- _WRITTEN TASK_
Search the data for the string "Cerro" and gather each line it is in.

- _GIVEN DATA_
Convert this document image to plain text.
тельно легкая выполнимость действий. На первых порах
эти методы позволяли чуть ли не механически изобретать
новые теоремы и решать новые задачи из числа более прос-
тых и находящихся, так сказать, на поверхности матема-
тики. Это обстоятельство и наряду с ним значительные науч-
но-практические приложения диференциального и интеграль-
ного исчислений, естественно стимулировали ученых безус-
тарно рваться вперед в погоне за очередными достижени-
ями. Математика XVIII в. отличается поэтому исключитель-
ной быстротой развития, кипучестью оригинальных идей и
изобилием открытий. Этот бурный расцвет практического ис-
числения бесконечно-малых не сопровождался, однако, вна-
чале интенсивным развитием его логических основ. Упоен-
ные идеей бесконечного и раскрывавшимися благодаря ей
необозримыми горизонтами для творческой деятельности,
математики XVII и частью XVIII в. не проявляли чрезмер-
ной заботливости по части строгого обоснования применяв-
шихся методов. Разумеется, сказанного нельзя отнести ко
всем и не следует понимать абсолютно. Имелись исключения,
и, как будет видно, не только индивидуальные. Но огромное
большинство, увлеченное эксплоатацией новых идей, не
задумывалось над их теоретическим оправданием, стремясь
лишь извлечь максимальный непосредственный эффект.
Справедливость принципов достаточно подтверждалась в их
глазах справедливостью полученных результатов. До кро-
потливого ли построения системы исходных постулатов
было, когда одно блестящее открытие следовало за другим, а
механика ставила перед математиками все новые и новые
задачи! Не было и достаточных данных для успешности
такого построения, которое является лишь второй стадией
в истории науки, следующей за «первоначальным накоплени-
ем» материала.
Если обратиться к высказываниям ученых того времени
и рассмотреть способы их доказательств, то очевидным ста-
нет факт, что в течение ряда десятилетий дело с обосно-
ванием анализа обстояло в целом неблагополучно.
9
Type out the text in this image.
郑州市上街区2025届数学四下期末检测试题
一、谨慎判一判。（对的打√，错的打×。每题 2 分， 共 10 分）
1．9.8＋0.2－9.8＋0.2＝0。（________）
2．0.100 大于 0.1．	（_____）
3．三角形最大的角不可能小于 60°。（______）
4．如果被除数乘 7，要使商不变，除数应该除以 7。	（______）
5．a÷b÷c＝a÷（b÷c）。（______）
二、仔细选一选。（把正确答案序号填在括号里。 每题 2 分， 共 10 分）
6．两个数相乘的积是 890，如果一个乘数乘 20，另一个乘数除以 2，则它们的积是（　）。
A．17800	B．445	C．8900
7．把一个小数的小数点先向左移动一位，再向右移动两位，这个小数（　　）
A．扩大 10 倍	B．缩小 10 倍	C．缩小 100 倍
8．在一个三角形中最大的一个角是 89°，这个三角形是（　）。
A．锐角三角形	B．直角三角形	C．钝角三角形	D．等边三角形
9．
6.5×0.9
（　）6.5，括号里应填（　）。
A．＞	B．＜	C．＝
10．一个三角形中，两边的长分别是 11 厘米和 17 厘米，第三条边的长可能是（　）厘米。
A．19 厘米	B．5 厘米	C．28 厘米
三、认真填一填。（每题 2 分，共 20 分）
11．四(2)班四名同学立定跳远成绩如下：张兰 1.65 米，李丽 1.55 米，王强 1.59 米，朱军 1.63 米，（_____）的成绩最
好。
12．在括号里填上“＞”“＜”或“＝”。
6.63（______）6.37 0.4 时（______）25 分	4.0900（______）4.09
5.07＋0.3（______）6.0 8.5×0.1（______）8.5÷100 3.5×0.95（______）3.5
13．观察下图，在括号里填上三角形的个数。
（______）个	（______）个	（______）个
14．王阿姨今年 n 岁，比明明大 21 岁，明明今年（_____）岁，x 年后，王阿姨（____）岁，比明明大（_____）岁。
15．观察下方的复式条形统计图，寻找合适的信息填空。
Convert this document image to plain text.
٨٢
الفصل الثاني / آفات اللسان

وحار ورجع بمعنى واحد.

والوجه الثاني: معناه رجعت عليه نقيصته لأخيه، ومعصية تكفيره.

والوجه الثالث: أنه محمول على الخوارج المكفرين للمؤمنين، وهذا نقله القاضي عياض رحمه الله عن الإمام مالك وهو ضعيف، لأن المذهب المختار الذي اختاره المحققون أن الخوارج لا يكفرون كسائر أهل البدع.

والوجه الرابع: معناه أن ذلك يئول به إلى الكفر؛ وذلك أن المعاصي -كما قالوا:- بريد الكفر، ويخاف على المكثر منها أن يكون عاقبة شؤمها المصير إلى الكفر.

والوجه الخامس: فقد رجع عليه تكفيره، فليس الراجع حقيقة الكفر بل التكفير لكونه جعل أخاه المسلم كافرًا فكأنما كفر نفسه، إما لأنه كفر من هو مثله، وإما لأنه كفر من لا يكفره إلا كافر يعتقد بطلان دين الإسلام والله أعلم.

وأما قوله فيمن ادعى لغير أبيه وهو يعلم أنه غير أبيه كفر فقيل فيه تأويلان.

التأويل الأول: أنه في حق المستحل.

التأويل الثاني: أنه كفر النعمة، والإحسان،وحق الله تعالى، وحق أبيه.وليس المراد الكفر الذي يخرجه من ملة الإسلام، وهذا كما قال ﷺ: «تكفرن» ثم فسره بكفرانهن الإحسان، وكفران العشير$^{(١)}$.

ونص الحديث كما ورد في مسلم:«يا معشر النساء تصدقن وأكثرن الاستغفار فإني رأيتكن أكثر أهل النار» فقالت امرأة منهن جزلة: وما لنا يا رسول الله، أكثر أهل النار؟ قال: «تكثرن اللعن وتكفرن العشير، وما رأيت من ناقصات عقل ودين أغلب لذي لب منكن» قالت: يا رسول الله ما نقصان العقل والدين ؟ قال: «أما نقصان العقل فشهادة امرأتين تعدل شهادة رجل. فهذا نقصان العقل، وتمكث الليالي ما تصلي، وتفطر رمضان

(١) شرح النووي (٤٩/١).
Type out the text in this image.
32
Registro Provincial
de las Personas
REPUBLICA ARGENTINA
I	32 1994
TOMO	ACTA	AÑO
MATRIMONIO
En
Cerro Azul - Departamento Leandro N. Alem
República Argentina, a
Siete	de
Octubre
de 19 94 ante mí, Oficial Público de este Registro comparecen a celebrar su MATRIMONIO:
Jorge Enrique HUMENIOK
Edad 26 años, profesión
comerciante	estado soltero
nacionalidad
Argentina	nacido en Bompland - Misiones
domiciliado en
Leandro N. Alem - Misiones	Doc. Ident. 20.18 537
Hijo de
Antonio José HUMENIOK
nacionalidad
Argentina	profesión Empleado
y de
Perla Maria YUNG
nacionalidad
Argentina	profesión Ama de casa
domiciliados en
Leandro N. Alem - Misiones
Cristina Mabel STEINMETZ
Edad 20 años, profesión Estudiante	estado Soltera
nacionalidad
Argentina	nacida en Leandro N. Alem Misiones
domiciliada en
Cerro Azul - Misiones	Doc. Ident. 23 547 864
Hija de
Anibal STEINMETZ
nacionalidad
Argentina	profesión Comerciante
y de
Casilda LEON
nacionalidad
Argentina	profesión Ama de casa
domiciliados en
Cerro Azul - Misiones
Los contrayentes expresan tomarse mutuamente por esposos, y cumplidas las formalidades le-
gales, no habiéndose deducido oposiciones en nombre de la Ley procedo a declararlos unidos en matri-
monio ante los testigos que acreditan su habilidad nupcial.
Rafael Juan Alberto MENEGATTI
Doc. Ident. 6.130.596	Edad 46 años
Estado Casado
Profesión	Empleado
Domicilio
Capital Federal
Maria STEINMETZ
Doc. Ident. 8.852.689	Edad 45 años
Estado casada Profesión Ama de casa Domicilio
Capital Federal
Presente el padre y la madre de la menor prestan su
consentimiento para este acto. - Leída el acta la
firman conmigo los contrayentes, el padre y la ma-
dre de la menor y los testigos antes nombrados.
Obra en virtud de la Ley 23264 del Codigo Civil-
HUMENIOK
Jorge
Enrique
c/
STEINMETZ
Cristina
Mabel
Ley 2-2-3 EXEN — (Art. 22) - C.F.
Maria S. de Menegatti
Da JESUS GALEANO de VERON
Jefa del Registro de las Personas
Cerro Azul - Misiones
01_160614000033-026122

- _PROBLEM SOLUTION_
Cerro Azul - Departamento Leandro N. Alem
Cerro Azul - Misiones	Doc. Ident. 23 547 864
Cerro Azul - Misiones
Cerro Azul - Misiones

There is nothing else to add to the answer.